• _Passage provided_
━━━━━━━━

22C:21 Computer Science II: Data Structures

10:30-11:20 MWF Room 106 GILH

Instructor: Sriram V. Pemmaraju
101G MLH, sriram@cs.uiowa.edu, 319-353-2956
Office Hours: 9-10 Tuesday, 11:30-12:30 Wednesday, and 2:30-3:30 Friday.

This is the second in the sequence of core undergraduate computer science courses and is required for all computer science majors and minors. It builds on the first courses, Computer Science I: Fundamentals (22C:16) and and is concerned mainly with the design and implementation of data structures, algorithms for accessing and manipulating data structures, and the application and uses of data structures. Java is the programming language of choice for this course, but the last programming project will contain pieces that you will have to complete in C.

Required Legalese
This course is run by the College of Liberal Arts and Sciences. This means that class policies on matters such as requirements, grading, and sanctions for academic dishonesty are governed by the College of Liberal Arts and Sciences. Students wishing to add or drop this course after the official deadline must receive the approval of the Dean of the College of Liberal Arts and Sciences. Details of the University policy of cross enrollments may be found online here.

━━━━━━━━

Answer these questions from the course page above:
1. In which room does the class meet?
2. Which programming language is the main one used in the course?
3. Whose approval must a student get to add or drop the course after the official deadline?

• _Data provided_
━━━━━━━━

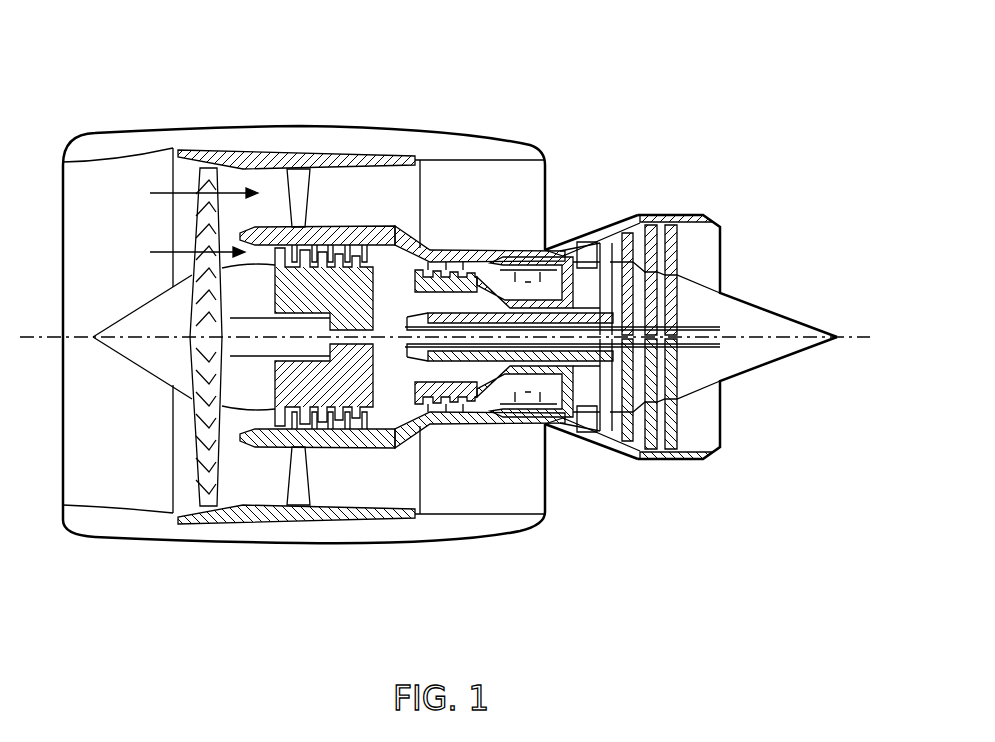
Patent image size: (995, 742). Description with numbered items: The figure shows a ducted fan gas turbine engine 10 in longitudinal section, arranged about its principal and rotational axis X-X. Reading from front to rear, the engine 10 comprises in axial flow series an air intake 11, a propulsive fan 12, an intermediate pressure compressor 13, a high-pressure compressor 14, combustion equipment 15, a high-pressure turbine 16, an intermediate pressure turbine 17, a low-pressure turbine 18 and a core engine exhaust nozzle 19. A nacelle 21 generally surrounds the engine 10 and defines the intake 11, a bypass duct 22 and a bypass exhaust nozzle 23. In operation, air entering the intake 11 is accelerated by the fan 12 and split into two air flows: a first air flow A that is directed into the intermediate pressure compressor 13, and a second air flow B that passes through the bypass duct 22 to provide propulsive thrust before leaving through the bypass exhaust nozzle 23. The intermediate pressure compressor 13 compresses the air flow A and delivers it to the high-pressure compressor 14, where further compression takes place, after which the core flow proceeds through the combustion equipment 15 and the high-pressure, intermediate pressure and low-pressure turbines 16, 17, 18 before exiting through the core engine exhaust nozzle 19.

━━━━━━━━

• _Response for this exercise_
1. Room 106 GILH
2. Java
3. The Dean of the College of Liberal Arts and Sciences